§ **SET PROBLEM**: Read the lines that follow and pick out every one containing the word "March".

****************

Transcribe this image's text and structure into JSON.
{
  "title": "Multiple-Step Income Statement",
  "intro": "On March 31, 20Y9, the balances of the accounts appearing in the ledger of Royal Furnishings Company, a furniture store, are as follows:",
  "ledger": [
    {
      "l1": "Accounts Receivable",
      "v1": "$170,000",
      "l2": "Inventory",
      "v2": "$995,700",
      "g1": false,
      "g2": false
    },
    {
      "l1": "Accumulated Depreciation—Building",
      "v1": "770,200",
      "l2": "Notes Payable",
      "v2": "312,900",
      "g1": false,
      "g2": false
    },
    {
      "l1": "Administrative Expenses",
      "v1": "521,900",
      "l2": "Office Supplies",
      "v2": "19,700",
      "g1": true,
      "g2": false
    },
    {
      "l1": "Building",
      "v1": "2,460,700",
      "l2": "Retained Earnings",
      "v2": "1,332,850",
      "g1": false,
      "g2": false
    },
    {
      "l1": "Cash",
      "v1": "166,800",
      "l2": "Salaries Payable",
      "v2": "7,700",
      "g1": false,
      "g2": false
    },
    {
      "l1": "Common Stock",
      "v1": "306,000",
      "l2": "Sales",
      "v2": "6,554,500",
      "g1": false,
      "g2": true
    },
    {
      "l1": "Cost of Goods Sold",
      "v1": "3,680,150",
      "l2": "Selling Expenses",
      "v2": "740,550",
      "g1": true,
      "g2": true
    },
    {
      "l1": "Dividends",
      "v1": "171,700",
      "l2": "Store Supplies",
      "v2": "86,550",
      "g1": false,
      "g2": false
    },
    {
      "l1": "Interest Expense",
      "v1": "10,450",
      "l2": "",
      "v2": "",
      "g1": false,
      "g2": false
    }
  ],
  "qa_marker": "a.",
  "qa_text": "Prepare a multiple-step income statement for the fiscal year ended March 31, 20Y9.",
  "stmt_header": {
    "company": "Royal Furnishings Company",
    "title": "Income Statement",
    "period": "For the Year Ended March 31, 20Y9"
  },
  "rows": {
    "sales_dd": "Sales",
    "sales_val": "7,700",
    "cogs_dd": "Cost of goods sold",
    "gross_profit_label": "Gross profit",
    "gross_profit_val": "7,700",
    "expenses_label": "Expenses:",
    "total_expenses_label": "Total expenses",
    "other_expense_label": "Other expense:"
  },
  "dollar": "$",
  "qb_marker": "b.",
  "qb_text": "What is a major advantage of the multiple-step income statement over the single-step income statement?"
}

****************

§ **RESPONSE BELOW**:
  "intro": "On March 31, 20Y9, the balances of the accounts appearing in the ledger of Royal Furnishings Company, a furniture store, are as follows:",
  "qa_text": "Prepare a multiple-step income statement for the fiscal year ended March 31, 20Y9.",
    "period": "For the Year Ended March 31, 20Y9"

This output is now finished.